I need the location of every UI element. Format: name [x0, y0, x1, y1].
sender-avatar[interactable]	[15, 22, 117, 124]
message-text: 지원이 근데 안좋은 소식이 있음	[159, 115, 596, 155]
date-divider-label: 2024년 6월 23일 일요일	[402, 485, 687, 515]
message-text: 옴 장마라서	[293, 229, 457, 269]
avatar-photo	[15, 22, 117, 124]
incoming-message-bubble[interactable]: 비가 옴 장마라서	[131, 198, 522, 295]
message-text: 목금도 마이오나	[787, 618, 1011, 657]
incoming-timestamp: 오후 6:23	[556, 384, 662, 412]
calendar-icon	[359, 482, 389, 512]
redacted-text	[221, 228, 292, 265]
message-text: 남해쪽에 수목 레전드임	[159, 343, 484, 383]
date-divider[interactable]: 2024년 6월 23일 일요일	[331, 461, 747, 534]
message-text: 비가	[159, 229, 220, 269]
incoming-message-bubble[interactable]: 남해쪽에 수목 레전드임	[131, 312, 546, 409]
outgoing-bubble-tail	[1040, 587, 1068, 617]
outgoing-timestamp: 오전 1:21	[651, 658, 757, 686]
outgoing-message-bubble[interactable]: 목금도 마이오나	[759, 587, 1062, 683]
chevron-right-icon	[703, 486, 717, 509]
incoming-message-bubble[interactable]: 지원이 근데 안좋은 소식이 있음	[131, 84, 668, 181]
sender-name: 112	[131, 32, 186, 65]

※ ※ ※

> _AIM_
Copy out every one of the entries above word for word, keeping each line unchanged and in the same order.

> _WRITTEN SOLUTION_
I need the location of every UI element. Format: name [x0, y0, x1, y1].
sender-avatar[interactable]	[15, 22, 117, 124]
message-text: 지원이 근데 안좋은 소식이 있음	[159, 115, 596, 155]
date-divider-label: 2024년 6월 23일 일요일	[402, 485, 687, 515]
message-text: 옴 장마라서	[293, 229, 457, 269]
avatar-photo	[15, 22, 117, 124]
incoming-message-bubble[interactable]: 비가 옴 장마라서	[131, 198, 522, 295]
message-text: 목금도 마이오나	[787, 618, 1011, 657]
incoming-timestamp: 오후 6:23	[556, 384, 662, 412]
calendar-icon	[359, 482, 389, 512]
redacted-text	[221, 228, 292, 265]
message-text: 남해쪽에 수목 레전드임	[159, 343, 484, 383]
date-divider[interactable]: 2024년 6월 23일 일요일	[331, 461, 747, 534]
message-text: 비가	[159, 229, 220, 269]
incoming-message-bubble[interactable]: 남해쪽에 수목 레전드임	[131, 312, 546, 409]
outgoing-bubble-tail	[1040, 587, 1068, 617]
outgoing-timestamp: 오전 1:21	[651, 658, 757, 686]
outgoing-message-bubble[interactable]: 목금도 마이오나	[759, 587, 1062, 683]
chevron-right-icon	[703, 486, 717, 509]
incoming-message-bubble[interactable]: 지원이 근데 안좋은 소식이 있음	[131, 84, 668, 181]
sender-name: 112	[131, 32, 186, 65]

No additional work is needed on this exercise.